Return the count of lines that mention "gains", with no other words.

* _Recorded data_:
-*-*-

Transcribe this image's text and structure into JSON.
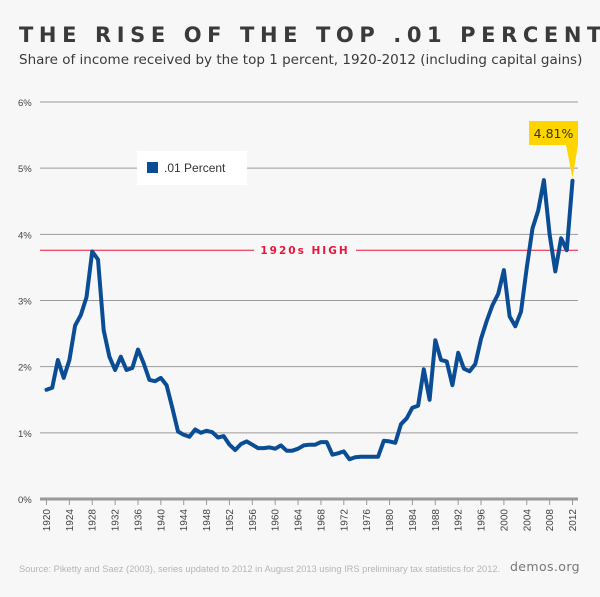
{
  "title": "THE RISE OF THE TOP .01 PERCENT",
  "subtitle": "Share of income received by the top 1 percent, 1920-2012 (including capital gains)",
  "source": "Source: Piketty and Saez (2003), series updated to 2012 in August 2013 using IRS preliminary tax statistics for 2012.",
  "brand": "demos.org",
  "chart_data": {
    "type": "line",
    "title": "THE RISE OF THE TOP .01 PERCENT",
    "subtitle": "Share of income received by the top 1 percent, 1920-2012 (including capital gains)",
    "ylim": [
      0,
      6
    ],
    "xlim": [
      1920,
      2012
    ],
    "grid": true,
    "legend": "top-left",
    "y_ticks": [
      "0%",
      "1%",
      "2%",
      "3%",
      "4%",
      "5%",
      "6%"
    ],
    "x_ticks": [
      "1920",
      "1924",
      "1928",
      "1932",
      "1936",
      "1940",
      "1944",
      "1948",
      "1952",
      "1956",
      "1960",
      "1964",
      "1968",
      "1972",
      "1976",
      "1980",
      "1984",
      "1988",
      "1992",
      "1996",
      "2000",
      "2004",
      "2008",
      "2012"
    ],
    "reference_line": {
      "label": "1920s HIGH",
      "value": 3.76,
      "color": "#e8173a"
    },
    "annotation": {
      "label": "4.81%",
      "year": 2012,
      "color": "#ffd500"
    },
    "series": [
      {
        "name": ".01 Percent",
        "color": "#0a4d94",
        "x": [
          1920,
          1921,
          1922,
          1923,
          1924,
          1925,
          1926,
          1927,
          1928,
          1929,
          1930,
          1931,
          1932,
          1933,
          1934,
          1935,
          1936,
          1937,
          1938,
          1939,
          1940,
          1941,
          1942,
          1943,
          1944,
          1945,
          1946,
          1947,
          1948,
          1949,
          1950,
          1951,
          1952,
          1953,
          1954,
          1955,
          1956,
          1957,
          1958,
          1959,
          1960,
          1961,
          1962,
          1963,
          1964,
          1965,
          1966,
          1967,
          1968,
          1969,
          1970,
          1971,
          1972,
          1973,
          1974,
          1975,
          1976,
          1977,
          1978,
          1979,
          1980,
          1981,
          1982,
          1983,
          1984,
          1985,
          1986,
          1987,
          1988,
          1989,
          1990,
          1991,
          1992,
          1993,
          1994,
          1995,
          1996,
          1997,
          1998,
          1999,
          2000,
          2001,
          2002,
          2003,
          2004,
          2005,
          2006,
          2007,
          2008,
          2009,
          2010,
          2011,
          2012
        ],
        "values": [
          1.65,
          1.68,
          2.1,
          1.83,
          2.1,
          2.62,
          2.78,
          3.05,
          3.74,
          3.62,
          2.55,
          2.15,
          1.95,
          2.15,
          1.95,
          1.98,
          2.26,
          2.05,
          1.8,
          1.78,
          1.83,
          1.72,
          1.38,
          1.02,
          0.97,
          0.94,
          1.05,
          1.0,
          1.03,
          1.01,
          0.93,
          0.95,
          0.82,
          0.74,
          0.83,
          0.87,
          0.82,
          0.77,
          0.77,
          0.78,
          0.76,
          0.81,
          0.73,
          0.73,
          0.76,
          0.81,
          0.82,
          0.82,
          0.86,
          0.86,
          0.67,
          0.69,
          0.72,
          0.6,
          0.63,
          0.64,
          0.64,
          0.64,
          0.64,
          0.88,
          0.87,
          0.85,
          1.13,
          1.22,
          1.38,
          1.41,
          1.96,
          1.5,
          2.4,
          2.1,
          2.08,
          1.72,
          2.21,
          1.97,
          1.93,
          2.04,
          2.42,
          2.69,
          2.93,
          3.1,
          3.46,
          2.76,
          2.61,
          2.83,
          3.5,
          4.09,
          4.36,
          4.82,
          4.0,
          3.44,
          3.94,
          3.76,
          4.81
        ]
      }
    ]
  }
}
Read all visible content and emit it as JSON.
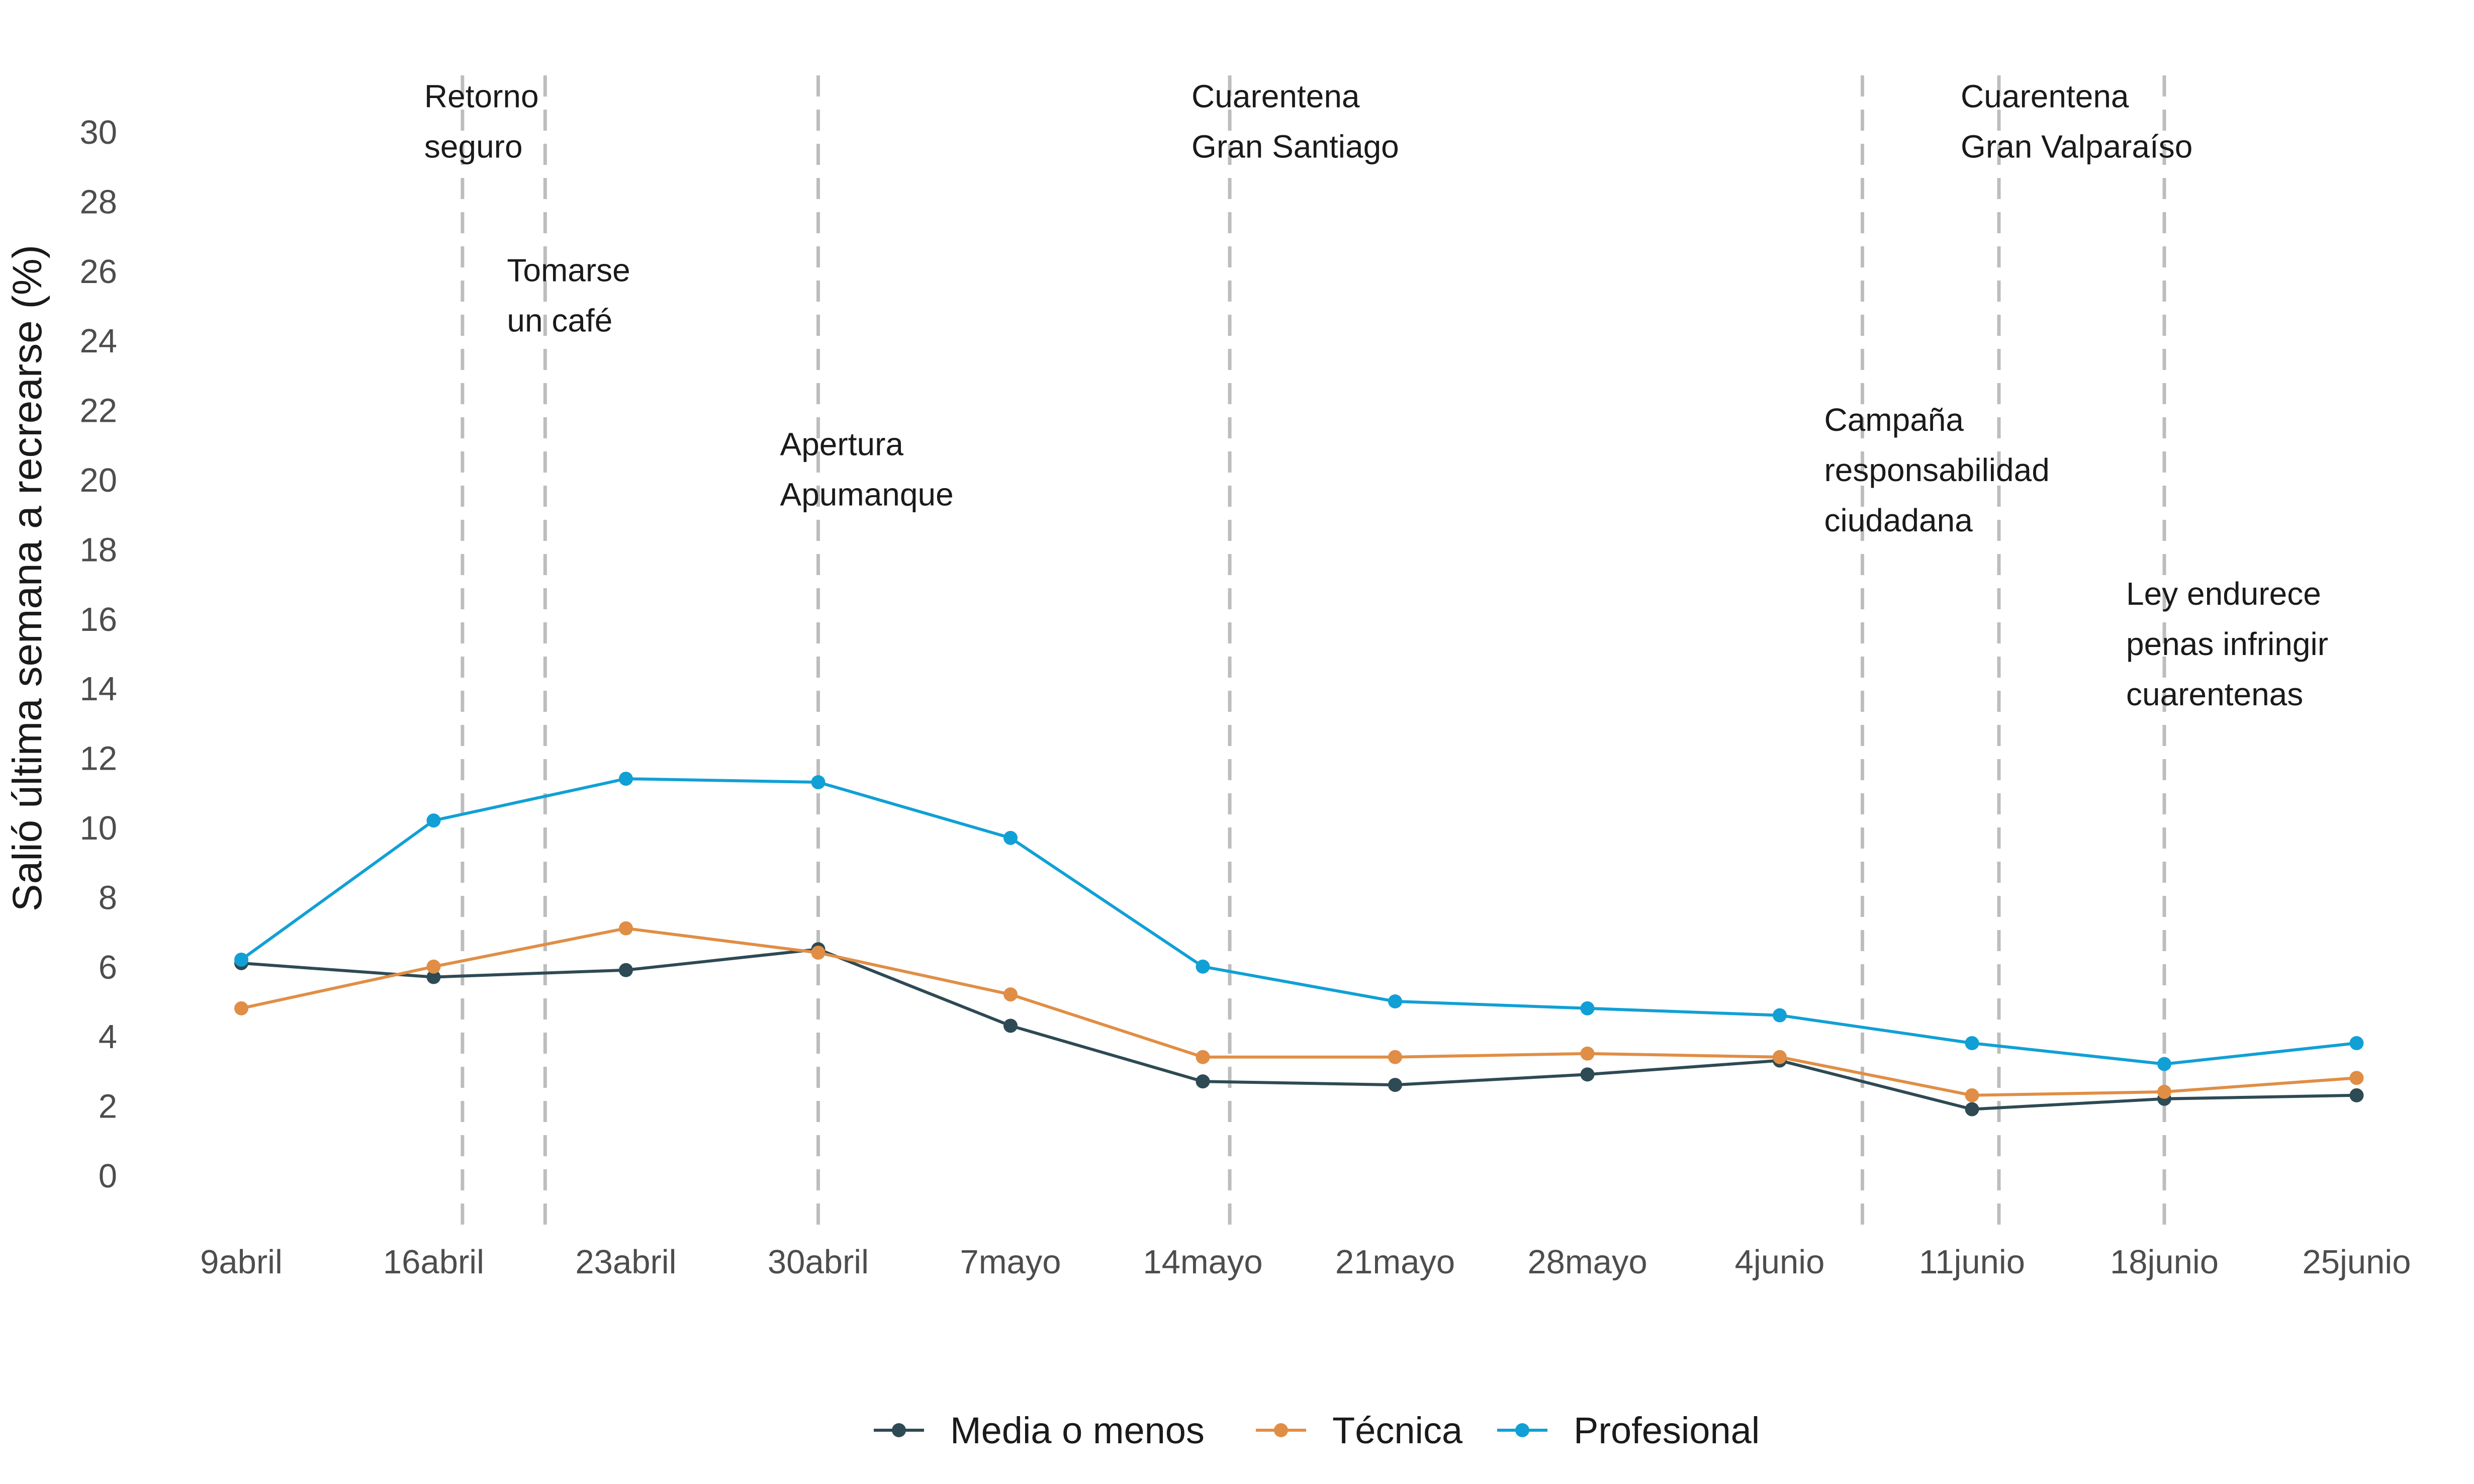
{
  "chart_data": {
    "type": "line",
    "title": "",
    "xlabel": "",
    "ylabel": "Salió última semana a recrearse (%)",
    "categories": [
      "9abril",
      "16abril",
      "23abril",
      "30abril",
      "7mayo",
      "14mayo",
      "21mayo",
      "28mayo",
      "4junio",
      "11junio",
      "18junio",
      "25junio"
    ],
    "ylim": [
      0,
      30
    ],
    "yticks": [
      0,
      2,
      4,
      6,
      8,
      10,
      12,
      14,
      16,
      18,
      20,
      22,
      24,
      26,
      28,
      30
    ],
    "grid": false,
    "legend_position": "bottom",
    "series": [
      {
        "name": "Media o menos",
        "color": "#2e4a54",
        "values": [
          6.1,
          5.7,
          5.9,
          6.5,
          4.3,
          2.7,
          2.6,
          2.9,
          3.3,
          1.9,
          2.2,
          2.3
        ]
      },
      {
        "name": "Técnica",
        "color": "#e08e45",
        "values": [
          4.8,
          6.0,
          7.1,
          6.4,
          5.2,
          3.4,
          3.4,
          3.5,
          3.4,
          2.3,
          2.4,
          2.8
        ]
      },
      {
        "name": "Profesional",
        "color": "#11a0d5",
        "values": [
          6.2,
          10.2,
          11.4,
          11.3,
          9.7,
          6.0,
          5.0,
          4.8,
          4.6,
          3.8,
          3.2,
          3.8
        ]
      }
    ],
    "events": [
      {
        "x": 1.15,
        "lines": [
          "Retorno",
          "seguro"
        ],
        "level": 30.7
      },
      {
        "x": 1.58,
        "lines": [
          "Tomarse",
          "un café"
        ],
        "level": 25.7
      },
      {
        "x": 3.0,
        "lines": [
          "Apertura",
          "Apumanque"
        ],
        "level": 20.7
      },
      {
        "x": 5.14,
        "lines": [
          "Cuarentena",
          "Gran Santiago"
        ],
        "level": 30.7
      },
      {
        "x": 8.43,
        "lines": [
          "Campaña",
          "responsabilidad",
          "ciudadana"
        ],
        "level": 21.4
      },
      {
        "x": 9.14,
        "lines": [
          "Cuarentena",
          "Gran Valparaíso"
        ],
        "level": 30.7
      },
      {
        "x": 10.0,
        "lines": [
          "Ley endurece",
          "penas infringir",
          "cuarentenas"
        ],
        "level": 16.4
      }
    ]
  }
}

-*-*-

* _Written answer_: 2